How to complete this task:
Reproduce word for word the part of the James Hirvisaari article below, starting with "James Hirvisaari (born" and going on through "represented Change 2011.".

Extract provided:
James Hirvisaari (born 2 July 1960) is a Finnish politician. He was elected to the Finnish Parliament in the 2011 general election held on 17 April on the electoral list of the Finns Party, but since 2013 he has represented Change 2011.

==Personal background==
Hirvisaari is a former train driver, educated at the Helsinki Pasila engine drivers' school in 1980–1982. He was admitted to University of Helsinki in 1999 to study theology, and reportedly graduated in 2020 with a master's degree in theology. Hirvisaari undertook his military national service in the Kymi Anti-Aircraft Battalion in 1979–1980 in Kouvola.

==Politics==
During his 2011 election campaign Hirvisaari was critical of the immigration policies in Finland ("Maahanmuutto hallintaan! – Immigration under control!), and supported national sovereignty ("Riittää, että kansalaiset ovat sitä mieltä – muita perusteluja ei tarvita." – "It is enough that the citizens are of that opinion – no other arguments are needed.") as well as Finland generally as a country ("Suomen kieli – Suomen mieli – Suomen luonto – Suomen lippu" – "Finnish language – Finnish mindset – Finnish nature – Finnish flag"). In July 2011 Hirvisaari stated that the killings in Oslo on 22 July 2011, by right-wing extremist Anders Behring Breivik, were a side-effect of Norway's immigration policies.

Just before the 2011 general election Hirvisaari was prosecuted for his blog in the Uusi Suomi newspaper web site under the title "Kikkarapäälle kuonoon". The text referenced an attack on a foreign person in Helsinki — Hirvisaari wrote that the crime had not necessarily been a racist one. In November 2010 the district court of Päijät-Häme dropped the charges against him of incitement. After consultation with the deputy general attorney, Jorma Kalske, the state appealed against the verdict. In December the Kouvola court of appeals found Hirvisaari guilty of incitement and fined him.

In October 2013, Speaker of the Parliament Eero Heinäluoma issued a notice of censure to Hirvisaari for an incident where he had invited far-right activist Seppo Lehto as his guest to the parliament. During his visit, Lehto made several Nazi salutes, including at least one instance where Hirvisaari took a photo of Lehto performing the Nazi salute from the spectator gallery overlooking the Parliament House's Session Hall. Photos and videos of Lehto performing the Nazi salute in the Parliament House were then distributed on Lehto's public Facebook page and on YouTube. The Finns Party leadership then unanimously decided to expel Hirvisaari from the party, citing multiple cases of acting against the party's interest. After his expulsion from the Finns Party Hirvisaari joined Change 2011, becoming that party's first MP.

Supplied data:
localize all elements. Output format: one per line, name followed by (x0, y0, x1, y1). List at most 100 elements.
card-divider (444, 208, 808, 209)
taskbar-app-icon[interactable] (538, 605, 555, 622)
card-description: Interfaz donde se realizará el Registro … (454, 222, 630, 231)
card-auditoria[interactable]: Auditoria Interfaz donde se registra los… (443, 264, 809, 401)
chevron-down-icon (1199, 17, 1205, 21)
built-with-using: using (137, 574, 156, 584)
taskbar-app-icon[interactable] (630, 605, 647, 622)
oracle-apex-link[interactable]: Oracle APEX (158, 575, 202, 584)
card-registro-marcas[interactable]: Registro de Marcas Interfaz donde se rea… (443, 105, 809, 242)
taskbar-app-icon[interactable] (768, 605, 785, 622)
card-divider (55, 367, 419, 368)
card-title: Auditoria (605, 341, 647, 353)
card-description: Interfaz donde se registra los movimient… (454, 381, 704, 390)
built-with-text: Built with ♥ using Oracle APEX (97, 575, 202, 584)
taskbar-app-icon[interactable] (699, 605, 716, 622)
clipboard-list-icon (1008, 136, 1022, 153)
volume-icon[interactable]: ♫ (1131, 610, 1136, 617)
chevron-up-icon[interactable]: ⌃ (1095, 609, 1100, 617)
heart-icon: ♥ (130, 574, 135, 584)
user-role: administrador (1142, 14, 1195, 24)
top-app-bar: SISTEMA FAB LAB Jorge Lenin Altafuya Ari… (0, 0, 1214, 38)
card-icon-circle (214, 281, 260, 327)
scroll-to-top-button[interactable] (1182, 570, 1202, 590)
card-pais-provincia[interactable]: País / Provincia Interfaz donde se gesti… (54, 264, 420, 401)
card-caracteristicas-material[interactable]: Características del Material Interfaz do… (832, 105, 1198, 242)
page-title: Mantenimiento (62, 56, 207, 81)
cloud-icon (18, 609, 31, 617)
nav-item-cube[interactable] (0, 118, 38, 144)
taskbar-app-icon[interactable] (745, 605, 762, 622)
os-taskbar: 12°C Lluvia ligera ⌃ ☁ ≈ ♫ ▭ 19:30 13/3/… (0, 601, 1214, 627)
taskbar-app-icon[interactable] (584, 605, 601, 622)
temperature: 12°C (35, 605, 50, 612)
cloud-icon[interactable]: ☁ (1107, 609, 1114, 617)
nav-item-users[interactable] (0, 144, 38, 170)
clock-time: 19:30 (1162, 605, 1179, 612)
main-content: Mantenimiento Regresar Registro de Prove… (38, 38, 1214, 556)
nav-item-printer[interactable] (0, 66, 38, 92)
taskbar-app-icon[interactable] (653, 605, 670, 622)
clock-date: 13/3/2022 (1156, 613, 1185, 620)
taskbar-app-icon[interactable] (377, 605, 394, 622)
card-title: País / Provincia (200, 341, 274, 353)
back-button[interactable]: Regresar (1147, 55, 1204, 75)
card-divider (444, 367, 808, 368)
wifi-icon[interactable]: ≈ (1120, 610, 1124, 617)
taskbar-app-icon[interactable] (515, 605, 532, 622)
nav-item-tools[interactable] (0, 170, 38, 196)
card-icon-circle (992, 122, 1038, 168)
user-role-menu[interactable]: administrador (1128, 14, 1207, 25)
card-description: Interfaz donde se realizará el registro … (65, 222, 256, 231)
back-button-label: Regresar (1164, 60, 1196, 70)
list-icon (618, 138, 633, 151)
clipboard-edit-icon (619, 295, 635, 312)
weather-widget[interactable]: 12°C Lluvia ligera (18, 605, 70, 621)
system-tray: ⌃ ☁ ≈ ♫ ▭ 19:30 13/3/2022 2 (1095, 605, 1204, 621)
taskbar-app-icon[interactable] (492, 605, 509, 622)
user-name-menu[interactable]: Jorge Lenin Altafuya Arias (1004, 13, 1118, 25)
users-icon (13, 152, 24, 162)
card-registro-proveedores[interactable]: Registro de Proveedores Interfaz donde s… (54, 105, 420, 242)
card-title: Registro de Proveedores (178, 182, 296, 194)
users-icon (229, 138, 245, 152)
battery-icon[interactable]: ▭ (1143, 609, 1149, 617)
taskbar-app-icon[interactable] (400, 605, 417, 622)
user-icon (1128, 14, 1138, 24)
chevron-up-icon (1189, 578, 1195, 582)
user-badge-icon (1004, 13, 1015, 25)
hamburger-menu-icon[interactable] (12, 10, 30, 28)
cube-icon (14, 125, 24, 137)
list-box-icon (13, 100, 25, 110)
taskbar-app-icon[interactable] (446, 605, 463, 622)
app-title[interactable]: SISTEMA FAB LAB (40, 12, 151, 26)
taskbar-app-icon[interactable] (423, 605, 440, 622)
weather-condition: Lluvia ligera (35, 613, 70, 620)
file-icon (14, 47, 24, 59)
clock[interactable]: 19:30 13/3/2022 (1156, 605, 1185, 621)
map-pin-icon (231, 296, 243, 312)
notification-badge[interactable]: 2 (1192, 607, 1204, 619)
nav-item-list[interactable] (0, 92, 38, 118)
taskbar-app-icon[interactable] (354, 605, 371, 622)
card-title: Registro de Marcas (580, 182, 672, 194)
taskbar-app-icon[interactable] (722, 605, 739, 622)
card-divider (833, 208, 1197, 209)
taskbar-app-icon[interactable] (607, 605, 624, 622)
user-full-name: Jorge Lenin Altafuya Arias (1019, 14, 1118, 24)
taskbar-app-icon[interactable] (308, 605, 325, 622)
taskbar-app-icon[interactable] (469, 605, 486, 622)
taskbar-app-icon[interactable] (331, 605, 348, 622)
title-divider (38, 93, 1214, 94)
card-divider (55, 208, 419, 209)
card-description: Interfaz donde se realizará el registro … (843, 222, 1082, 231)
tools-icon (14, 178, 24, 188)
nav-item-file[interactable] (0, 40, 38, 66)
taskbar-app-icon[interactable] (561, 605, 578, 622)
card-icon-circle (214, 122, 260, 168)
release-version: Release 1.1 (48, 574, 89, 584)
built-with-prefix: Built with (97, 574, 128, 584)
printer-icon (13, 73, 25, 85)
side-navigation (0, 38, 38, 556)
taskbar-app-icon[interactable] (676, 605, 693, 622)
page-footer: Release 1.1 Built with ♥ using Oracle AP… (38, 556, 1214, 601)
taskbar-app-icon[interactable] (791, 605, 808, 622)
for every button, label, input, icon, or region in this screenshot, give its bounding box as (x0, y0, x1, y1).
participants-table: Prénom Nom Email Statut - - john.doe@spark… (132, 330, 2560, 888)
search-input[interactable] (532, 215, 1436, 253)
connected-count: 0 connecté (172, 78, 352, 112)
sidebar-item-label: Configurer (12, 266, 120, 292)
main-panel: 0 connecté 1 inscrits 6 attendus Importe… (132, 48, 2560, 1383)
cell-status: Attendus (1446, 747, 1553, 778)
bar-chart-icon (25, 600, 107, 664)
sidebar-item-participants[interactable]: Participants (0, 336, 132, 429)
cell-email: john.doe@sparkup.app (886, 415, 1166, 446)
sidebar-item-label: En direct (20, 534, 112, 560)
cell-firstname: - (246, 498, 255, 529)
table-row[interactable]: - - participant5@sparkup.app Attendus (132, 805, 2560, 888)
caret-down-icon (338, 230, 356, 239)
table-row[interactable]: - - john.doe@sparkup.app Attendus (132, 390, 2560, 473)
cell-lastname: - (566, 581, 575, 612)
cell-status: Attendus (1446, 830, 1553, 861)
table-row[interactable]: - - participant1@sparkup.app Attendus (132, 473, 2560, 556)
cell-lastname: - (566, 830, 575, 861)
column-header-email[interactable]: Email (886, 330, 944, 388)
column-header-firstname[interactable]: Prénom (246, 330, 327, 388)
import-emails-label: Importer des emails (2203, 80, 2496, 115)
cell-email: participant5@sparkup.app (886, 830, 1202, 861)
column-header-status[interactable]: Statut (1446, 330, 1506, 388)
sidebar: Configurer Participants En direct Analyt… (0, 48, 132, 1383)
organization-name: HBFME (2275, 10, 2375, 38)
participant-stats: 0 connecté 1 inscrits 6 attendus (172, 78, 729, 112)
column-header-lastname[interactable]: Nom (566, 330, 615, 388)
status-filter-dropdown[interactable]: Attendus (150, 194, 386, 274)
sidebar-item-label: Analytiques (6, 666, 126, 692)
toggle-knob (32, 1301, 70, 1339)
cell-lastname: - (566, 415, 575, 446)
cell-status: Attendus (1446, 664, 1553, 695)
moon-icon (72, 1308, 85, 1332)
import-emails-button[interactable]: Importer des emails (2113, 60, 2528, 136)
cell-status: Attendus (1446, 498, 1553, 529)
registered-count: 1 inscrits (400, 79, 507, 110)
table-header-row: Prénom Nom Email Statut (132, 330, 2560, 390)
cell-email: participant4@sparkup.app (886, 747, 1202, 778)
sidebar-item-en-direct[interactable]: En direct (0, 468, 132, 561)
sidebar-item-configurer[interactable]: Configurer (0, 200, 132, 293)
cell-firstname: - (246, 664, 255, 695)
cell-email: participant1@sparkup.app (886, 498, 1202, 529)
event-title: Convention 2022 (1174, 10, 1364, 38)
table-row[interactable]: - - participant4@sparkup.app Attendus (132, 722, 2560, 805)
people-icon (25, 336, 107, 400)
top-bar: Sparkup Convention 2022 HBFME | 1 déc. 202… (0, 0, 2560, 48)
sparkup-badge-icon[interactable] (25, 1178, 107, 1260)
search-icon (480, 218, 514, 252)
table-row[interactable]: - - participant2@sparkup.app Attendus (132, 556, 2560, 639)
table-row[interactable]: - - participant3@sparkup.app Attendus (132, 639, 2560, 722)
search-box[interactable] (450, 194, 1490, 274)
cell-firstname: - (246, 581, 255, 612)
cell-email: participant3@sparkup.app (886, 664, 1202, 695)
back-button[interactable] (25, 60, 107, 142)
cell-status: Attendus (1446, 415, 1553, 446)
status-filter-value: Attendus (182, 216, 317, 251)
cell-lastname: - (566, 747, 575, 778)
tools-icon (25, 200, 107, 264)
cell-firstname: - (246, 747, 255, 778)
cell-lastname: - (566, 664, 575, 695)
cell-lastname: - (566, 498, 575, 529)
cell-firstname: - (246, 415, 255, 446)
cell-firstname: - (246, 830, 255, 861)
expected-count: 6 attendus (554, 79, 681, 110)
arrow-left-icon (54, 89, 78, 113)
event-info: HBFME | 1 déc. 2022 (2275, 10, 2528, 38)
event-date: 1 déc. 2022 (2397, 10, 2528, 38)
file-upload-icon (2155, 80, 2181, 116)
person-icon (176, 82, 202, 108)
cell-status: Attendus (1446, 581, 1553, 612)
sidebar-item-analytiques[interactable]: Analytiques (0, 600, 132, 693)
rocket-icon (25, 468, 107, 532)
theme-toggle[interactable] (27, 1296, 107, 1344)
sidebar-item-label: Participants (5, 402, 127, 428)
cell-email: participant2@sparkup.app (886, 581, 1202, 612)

Solution below:
James Hirvisaari (born 2 July 1960) is a Finnish politician. He was elected to the Finnish Parliament in the 2011 general election held on 17 April on the electoral list of the Finns Party, but since 2013 he has represented Change 2011.